* Requirements: Every record here should be printed again exactly.

* Records for processing:
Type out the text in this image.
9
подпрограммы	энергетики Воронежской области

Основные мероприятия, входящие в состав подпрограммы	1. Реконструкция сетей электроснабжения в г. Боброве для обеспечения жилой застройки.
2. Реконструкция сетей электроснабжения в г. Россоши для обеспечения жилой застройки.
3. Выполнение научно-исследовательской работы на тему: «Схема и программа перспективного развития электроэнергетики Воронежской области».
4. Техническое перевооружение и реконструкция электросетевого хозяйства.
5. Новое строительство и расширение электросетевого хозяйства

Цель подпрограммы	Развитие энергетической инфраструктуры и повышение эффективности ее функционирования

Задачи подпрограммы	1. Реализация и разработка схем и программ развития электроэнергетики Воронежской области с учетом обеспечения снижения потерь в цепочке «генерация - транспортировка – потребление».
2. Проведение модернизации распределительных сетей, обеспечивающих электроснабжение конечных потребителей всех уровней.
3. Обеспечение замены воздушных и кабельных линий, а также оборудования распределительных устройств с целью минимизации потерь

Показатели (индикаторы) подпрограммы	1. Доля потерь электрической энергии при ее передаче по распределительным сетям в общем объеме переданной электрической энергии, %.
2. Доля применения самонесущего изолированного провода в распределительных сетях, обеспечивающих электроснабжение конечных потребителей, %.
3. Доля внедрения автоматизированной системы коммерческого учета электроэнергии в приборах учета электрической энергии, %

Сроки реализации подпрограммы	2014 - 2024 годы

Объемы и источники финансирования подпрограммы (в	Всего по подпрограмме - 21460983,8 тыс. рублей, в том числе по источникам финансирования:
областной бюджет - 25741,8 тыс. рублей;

* Result of the task:
Type out the text in this image.
9
подпрограммы	энергетики Воронежской области

Основные мероприятия, входящие в состав подпрограммы	1. Реконструкция сетей электроснабжения в г. Боброве для обеспечения жилой застройки.
2. Реконструкция сетей электроснабжения в г. Россоши для обеспечения жилой застройки.
3. Выполнение научно-исследовательской работы на тему: «Схема и программа перспективного развития электроэнергетики Воронежской области».
4. Техническое перевооружение и реконструкция электросетевого хозяйства.
5. Новое строительство и расширение электросетевого хозяйства

Цель подпрограммы	Развитие энергетической инфраструктуры и повышение эффективности ее функционирования

Задачи подпрограммы	1. Реализация и разработка схем и программ развития электроэнергетики Воронежской области с учетом обеспечения снижения потерь в цепочке «генерация - транспортировка – потребление».
2. Проведение модернизации распределительных сетей, обеспечивающих электроснабжение конечных потребителей всех уровней.
3. Обеспечение замены воздушных и кабельных линий, а также оборудования распределительных устройств с целью минимизации потерь

Показатели (индикаторы) подпрограммы	1. Доля потерь электрической энергии при ее передаче по распределительным сетям в общем объеме переданной электрической энергии, %.
2. Доля применения самонесущего изолированного провода в распределительных сетях, обеспечивающих электроснабжение конечных потребителей, %.
3. Доля внедрения автоматизированной системы коммерческого учета электроэнергии в приборах учета электрической энергии, %

Сроки реализации подпрограммы	2014 - 2024 годы

Объемы и источники финансирования подпрограммы (в	Всего по подпрограмме - 21460983,8 тыс. рублей, в том числе по источникам финансирования:
областной бюджет - 25741,8 тыс. рублей;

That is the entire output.